| TO DO |
Write out every line of the data below without any changes, and leave the pictures out of your answer.

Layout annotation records
--- begin ---
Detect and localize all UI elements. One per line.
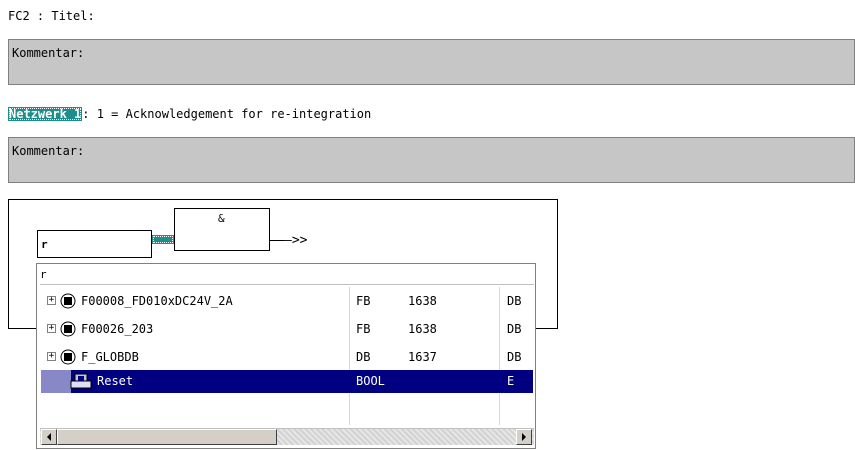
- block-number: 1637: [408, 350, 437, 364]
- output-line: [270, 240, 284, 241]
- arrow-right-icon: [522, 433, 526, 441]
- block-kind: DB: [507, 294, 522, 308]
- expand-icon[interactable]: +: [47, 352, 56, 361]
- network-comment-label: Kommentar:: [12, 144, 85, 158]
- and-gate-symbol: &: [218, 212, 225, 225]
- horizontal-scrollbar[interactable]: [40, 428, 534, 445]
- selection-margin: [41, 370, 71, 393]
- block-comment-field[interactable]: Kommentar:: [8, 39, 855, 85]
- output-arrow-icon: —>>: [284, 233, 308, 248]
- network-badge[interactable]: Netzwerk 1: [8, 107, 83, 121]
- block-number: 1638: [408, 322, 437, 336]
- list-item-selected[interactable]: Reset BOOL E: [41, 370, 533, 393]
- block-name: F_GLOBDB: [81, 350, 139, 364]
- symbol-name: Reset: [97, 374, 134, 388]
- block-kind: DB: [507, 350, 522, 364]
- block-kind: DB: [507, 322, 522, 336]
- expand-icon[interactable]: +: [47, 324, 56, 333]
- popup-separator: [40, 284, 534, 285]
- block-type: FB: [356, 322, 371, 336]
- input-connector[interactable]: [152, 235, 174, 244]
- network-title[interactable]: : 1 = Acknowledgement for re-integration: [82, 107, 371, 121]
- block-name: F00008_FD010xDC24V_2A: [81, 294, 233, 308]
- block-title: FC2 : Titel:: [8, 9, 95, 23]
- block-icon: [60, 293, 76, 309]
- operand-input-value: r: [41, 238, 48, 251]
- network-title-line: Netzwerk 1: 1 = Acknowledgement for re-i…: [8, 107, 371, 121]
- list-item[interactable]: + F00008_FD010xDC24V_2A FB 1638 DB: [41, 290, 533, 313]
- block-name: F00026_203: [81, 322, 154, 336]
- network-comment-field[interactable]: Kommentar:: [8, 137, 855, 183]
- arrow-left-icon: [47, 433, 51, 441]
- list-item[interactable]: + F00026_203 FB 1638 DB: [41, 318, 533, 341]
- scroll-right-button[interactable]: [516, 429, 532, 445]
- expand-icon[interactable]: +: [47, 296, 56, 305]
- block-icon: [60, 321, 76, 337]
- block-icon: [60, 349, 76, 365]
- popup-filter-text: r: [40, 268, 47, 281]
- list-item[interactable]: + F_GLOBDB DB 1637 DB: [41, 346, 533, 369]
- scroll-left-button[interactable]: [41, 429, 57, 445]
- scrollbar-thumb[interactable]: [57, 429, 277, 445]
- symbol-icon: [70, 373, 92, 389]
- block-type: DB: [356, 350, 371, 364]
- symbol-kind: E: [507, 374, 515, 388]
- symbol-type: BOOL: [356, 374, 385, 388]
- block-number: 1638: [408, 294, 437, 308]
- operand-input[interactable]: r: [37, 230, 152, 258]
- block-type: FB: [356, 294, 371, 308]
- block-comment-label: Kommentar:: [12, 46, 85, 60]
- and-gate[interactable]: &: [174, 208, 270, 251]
--- end ---
| FINISHED TASK |
Detect and localize all UI elements. One per line.
- block-number: 1637: [408, 350, 437, 364]
- output-line: [270, 240, 284, 241]
- arrow-right-icon: [522, 433, 526, 441]
- block-kind: DB: [507, 294, 522, 308]
- expand-icon[interactable]: +: [47, 352, 56, 361]
- network-comment-label: Kommentar:: [12, 144, 85, 158]
- and-gate-symbol: &: [218, 212, 225, 225]
- horizontal-scrollbar[interactable]: [40, 428, 534, 445]
- selection-margin: [41, 370, 71, 393]
- block-comment-field[interactable]: Kommentar:: [8, 39, 855, 85]
- output-arrow-icon: —>>: [284, 233, 308, 248]
- network-badge[interactable]: Netzwerk 1: [8, 107, 83, 121]
- block-number: 1638: [408, 322, 437, 336]
- list-item-selected[interactable]: Reset BOOL E: [41, 370, 533, 393]
- block-name: F_GLOBDB: [81, 350, 139, 364]
- symbol-name: Reset: [97, 374, 134, 388]
- block-kind: DB: [507, 350, 522, 364]
- block-kind: DB: [507, 322, 522, 336]
- expand-icon[interactable]: +: [47, 324, 56, 333]
- popup-separator: [40, 284, 534, 285]
- block-type: FB: [356, 322, 371, 336]
- input-connector[interactable]: [152, 235, 174, 244]
- network-title[interactable]: : 1 = Acknowledgement for re-integration: [82, 107, 371, 121]
- block-name: F00008_FD010xDC24V_2A: [81, 294, 233, 308]
- block-title: FC2 : Titel:: [8, 9, 95, 23]
- block-icon: [60, 293, 76, 309]
- operand-input-value: r: [41, 238, 48, 251]
- network-title-line: Netzwerk 1: 1 = Acknowledgement for re-i…: [8, 107, 371, 121]
- list-item[interactable]: + F00008_FD010xDC24V_2A FB 1638 DB: [41, 290, 533, 313]
- block-name: F00026_203: [81, 322, 154, 336]
- network-comment-field[interactable]: Kommentar:: [8, 137, 855, 183]
- arrow-left-icon: [47, 433, 51, 441]
- list-item[interactable]: + F00026_203 FB 1638 DB: [41, 318, 533, 341]
- scroll-right-button[interactable]: [516, 429, 532, 445]
- expand-icon[interactable]: +: [47, 296, 56, 305]
- block-icon: [60, 321, 76, 337]
- block-icon: [60, 349, 76, 365]
- popup-filter-text: r: [40, 268, 47, 281]
- list-item[interactable]: + F_GLOBDB DB 1637 DB: [41, 346, 533, 369]
- scroll-left-button[interactable]: [41, 429, 57, 445]
- scrollbar-thumb[interactable]: [57, 429, 277, 445]
- symbol-icon: [70, 373, 92, 389]
- block-type: DB: [356, 350, 371, 364]
- symbol-kind: E: [507, 374, 515, 388]
- symbol-type: BOOL: [356, 374, 385, 388]
- block-number: 1638: [408, 294, 437, 308]
- operand-input[interactable]: r: [37, 230, 152, 258]
- block-type: FB: [356, 294, 371, 308]
- block-comment-label: Kommentar:: [12, 46, 85, 60]
- and-gate[interactable]: &: [174, 208, 270, 251]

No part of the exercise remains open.